» **YOUR INSTRUCTIONS**: Render the data below as a numbered list with one item per line, skipping blank lines and omitting the pictures.

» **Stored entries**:
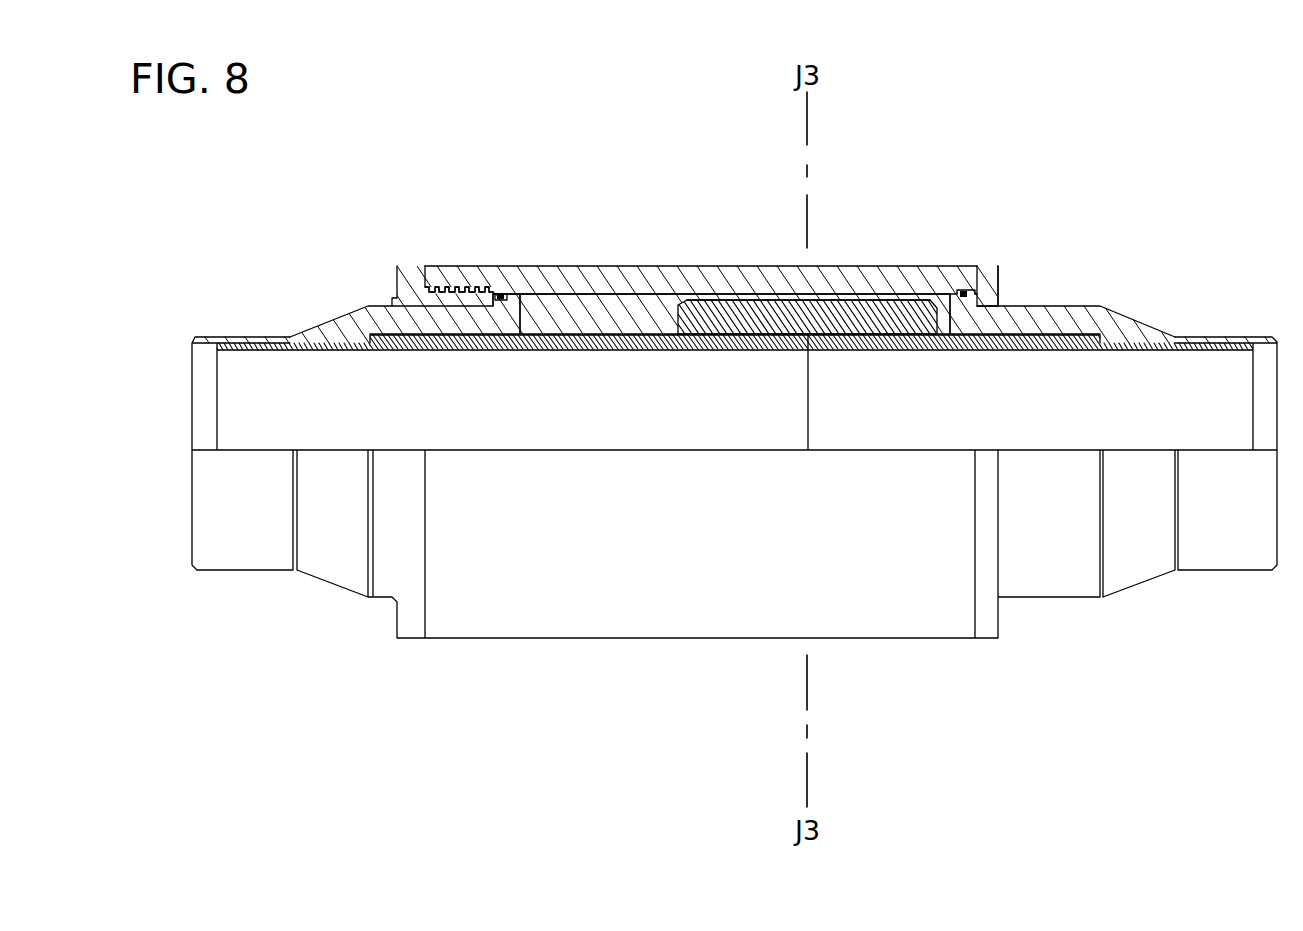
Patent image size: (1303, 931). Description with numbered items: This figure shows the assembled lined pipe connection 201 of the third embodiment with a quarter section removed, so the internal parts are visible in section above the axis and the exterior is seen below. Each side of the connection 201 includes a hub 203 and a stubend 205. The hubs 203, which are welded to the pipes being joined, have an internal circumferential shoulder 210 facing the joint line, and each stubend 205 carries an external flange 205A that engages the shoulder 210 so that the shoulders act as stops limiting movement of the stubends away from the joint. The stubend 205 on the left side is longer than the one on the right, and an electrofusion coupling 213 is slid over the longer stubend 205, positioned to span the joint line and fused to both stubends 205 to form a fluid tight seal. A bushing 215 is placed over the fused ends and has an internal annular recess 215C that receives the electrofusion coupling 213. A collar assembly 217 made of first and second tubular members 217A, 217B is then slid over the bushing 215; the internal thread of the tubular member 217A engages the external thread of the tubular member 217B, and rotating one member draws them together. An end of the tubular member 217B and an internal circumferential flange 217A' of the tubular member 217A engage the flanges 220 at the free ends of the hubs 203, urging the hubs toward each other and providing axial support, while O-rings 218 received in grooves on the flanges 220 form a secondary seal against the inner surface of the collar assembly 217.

The connection 201 is at (1102, 182).
The hub 203 is at (315, 334).
The stubend 205 is at (604, 335).
The external flange 205A is at (318, 322).
The internal circumferential shoulder 210 is at (358, 334).
The electrofusion coupling 213 is at (830, 300).
The bushing 215 is at (652, 294).
The internal annular recess 215C is at (752, 300).
The collar assembly 217 is at (540, 258).
The first tubular member 217A is at (1028, 214).
The internal circumferential flange 217A' is at (1030, 273).
The second tubular member 217B is at (405, 268).
The O-ring 218 is at (503, 289).
The flange 220 is at (500, 294).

» **RESPONSE BELOW**:
1. Patent image size: (1303, 931). Description with numbered items: This figure shows the assembled lined pipe connection 201 of the third embodiment with a quarter section removed, so the internal parts are visible in section above the axis and the exterior is seen below. Each side of the connection 201 includes a hub 203 and a stubend 205. The hubs 203, which are welded to the pipes being joined, have an internal circumferential shoulder 210 facing the joint line, and each stubend 205 carries an external flange 205A that engages the shoulder 210 so that the shoulders act as stops limiting movement of the stubends away from the joint. The stubend 205 on the left side is longer than the one on the right, and an electrofusion coupling 213 is slid over the longer stubend 205, positioned to span the joint line and fused to both stubends 205 to form a fluid tight seal. A bushing 215 is placed over the fused ends and has an internal annular recess 215C that receives the electrofusion coupling 213. A collar assembly 217 made of first and second tubular members 217A, 217B is then slid over the bushing 215; the internal thread of the tubular member 217A engages the external thread of the tubular member 217B, and rotating one member draws them together. An end of the tubular member 217B and an internal circumferential flange 217A' of the tubular member 217A engage the flanges 220 at the free ends of the hubs 203, urging the hubs toward each other and providing axial support, while O-rings 218 received in grooves on the flanges 220 form a secondary seal against the inner surface of the collar assembly 217.
2. The connection 201 is at (1102, 182).
3. The hub 203 is at (315, 334).
4. The stubend 205 is at (604, 335).
5. The external flange 205A is at (318, 322).
6. The internal circumferential shoulder 210 is at (358, 334).
7. The electrofusion coupling 213 is at (830, 300).
8. The bushing 215 is at (652, 294).
9. The internal annular recess 215C is at (752, 300).
10. The collar assembly 217 is at (540, 258).
11. The first tubular member 217A is at (1028, 214).
12. The internal circumferential flange 217A' is at (1030, 273).
13. The second tubular member 217B is at (405, 268).
14. The O-ring 218 is at (503, 289).
15. The flange 220 is at (500, 294).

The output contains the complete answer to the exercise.